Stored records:
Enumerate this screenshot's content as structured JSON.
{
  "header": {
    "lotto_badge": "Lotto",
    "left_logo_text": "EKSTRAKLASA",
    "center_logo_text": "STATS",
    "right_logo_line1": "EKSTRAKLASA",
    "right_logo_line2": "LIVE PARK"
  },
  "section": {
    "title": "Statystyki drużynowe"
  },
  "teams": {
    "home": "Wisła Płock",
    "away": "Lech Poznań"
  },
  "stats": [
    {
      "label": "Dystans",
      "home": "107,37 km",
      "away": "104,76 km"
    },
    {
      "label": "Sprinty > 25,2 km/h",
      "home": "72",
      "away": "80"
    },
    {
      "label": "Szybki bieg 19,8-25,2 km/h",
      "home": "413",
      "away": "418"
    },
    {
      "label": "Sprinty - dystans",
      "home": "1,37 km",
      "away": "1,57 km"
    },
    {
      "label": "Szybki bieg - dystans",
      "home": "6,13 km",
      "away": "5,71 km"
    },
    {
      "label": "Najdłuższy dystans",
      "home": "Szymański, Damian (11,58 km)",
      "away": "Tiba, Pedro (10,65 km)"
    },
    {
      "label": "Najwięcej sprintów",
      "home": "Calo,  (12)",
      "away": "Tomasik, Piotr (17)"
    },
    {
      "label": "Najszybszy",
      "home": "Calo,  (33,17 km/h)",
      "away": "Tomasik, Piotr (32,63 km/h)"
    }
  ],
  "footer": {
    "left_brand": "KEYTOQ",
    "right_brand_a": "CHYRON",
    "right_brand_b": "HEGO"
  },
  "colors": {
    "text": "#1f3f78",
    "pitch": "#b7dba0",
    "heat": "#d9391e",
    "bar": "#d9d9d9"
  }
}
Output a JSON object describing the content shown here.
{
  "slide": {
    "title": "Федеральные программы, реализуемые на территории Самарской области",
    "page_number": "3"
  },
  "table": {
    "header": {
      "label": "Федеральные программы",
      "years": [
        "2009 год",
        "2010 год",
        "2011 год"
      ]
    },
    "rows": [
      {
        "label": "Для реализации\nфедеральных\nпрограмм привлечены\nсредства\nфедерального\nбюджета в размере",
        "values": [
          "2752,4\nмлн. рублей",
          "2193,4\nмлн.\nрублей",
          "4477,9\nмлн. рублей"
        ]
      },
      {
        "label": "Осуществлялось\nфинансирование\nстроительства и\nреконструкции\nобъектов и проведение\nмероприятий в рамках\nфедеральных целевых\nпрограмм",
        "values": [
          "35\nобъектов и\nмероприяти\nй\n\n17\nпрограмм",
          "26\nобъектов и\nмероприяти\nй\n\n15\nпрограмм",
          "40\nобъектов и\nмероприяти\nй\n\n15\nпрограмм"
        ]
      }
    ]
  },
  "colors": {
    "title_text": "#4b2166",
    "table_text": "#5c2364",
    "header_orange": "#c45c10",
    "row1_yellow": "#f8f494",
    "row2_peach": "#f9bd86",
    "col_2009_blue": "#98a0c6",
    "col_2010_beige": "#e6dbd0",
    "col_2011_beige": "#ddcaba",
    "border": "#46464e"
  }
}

▸ Do this
List all lines holding the string "content".

▸ Solution to the exercise
Enumerate this screenshot's content as structured JSON.
Output a JSON object describing the content shown here.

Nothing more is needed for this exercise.